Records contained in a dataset
<<<<

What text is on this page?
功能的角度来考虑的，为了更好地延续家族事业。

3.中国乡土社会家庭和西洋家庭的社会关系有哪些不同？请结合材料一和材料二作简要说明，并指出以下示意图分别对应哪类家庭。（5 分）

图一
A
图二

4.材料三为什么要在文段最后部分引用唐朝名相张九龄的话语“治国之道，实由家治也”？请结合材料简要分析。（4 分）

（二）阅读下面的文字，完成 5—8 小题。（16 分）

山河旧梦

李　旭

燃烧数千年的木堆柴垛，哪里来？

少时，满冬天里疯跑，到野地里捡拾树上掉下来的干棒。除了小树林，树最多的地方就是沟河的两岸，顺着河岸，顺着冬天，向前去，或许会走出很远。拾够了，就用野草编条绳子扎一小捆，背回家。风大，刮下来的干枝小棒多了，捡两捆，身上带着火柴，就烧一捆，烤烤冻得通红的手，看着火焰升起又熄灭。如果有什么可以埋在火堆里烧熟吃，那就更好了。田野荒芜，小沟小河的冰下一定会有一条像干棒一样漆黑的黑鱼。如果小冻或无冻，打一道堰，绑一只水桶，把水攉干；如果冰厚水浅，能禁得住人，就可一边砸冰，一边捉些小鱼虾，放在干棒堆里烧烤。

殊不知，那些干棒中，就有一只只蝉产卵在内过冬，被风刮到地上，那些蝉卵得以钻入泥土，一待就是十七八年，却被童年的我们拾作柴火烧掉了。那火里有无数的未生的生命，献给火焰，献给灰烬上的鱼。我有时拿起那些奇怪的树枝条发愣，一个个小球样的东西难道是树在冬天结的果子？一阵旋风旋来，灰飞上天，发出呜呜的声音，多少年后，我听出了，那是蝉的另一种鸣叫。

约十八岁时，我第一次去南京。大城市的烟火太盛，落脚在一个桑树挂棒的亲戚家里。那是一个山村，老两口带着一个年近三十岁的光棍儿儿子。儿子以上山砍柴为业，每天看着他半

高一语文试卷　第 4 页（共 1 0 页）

>>>>

> [PROBLEM TO WORK ON]
From the records above, extract every entry verbatim.

> [SOLUTION]
What text is on this page?
功能的角度来考虑的，为了更好地延续家族事业。

3.中国乡土社会家庭和西洋家庭的社会关系有哪些不同？请结合材料一和材料二作简要说明，并指出以下示意图分别对应哪类家庭。（5 分）

图一
A
图二

4.材料三为什么要在文段最后部分引用唐朝名相张九龄的话语“治国之道，实由家治也”？请结合材料简要分析。（4 分）

（二）阅读下面的文字，完成 5—8 小题。（16 分）

山河旧梦

李　旭

燃烧数千年的木堆柴垛，哪里来？

少时，满冬天里疯跑，到野地里捡拾树上掉下来的干棒。除了小树林，树最多的地方就是沟河的两岸，顺着河岸，顺着冬天，向前去，或许会走出很远。拾够了，就用野草编条绳子扎一小捆，背回家。风大，刮下来的干枝小棒多了，捡两捆，身上带着火柴，就烧一捆，烤烤冻得通红的手，看着火焰升起又熄灭。如果有什么可以埋在火堆里烧熟吃，那就更好了。田野荒芜，小沟小河的冰下一定会有一条像干棒一样漆黑的黑鱼。如果小冻或无冻，打一道堰，绑一只水桶，把水攉干；如果冰厚水浅，能禁得住人，就可一边砸冰，一边捉些小鱼虾，放在干棒堆里烧烤。

殊不知，那些干棒中，就有一只只蝉产卵在内过冬，被风刮到地上，那些蝉卵得以钻入泥土，一待就是十七八年，却被童年的我们拾作柴火烧掉了。那火里有无数的未生的生命，献给火焰，献给灰烬上的鱼。我有时拿起那些奇怪的树枝条发愣，一个个小球样的东西难道是树在冬天结的果子？一阵旋风旋来，灰飞上天，发出呜呜的声音，多少年后，我听出了，那是蝉的另一种鸣叫。

约十八岁时，我第一次去南京。大城市的烟火太盛，落脚在一个桑树挂棒的亲戚家里。那是一个山村，老两口带着一个年近三十岁的光棍儿儿子。儿子以上山砍柴为业，每天看着他半

高一语文试卷　第 4 页（共 1 0 页）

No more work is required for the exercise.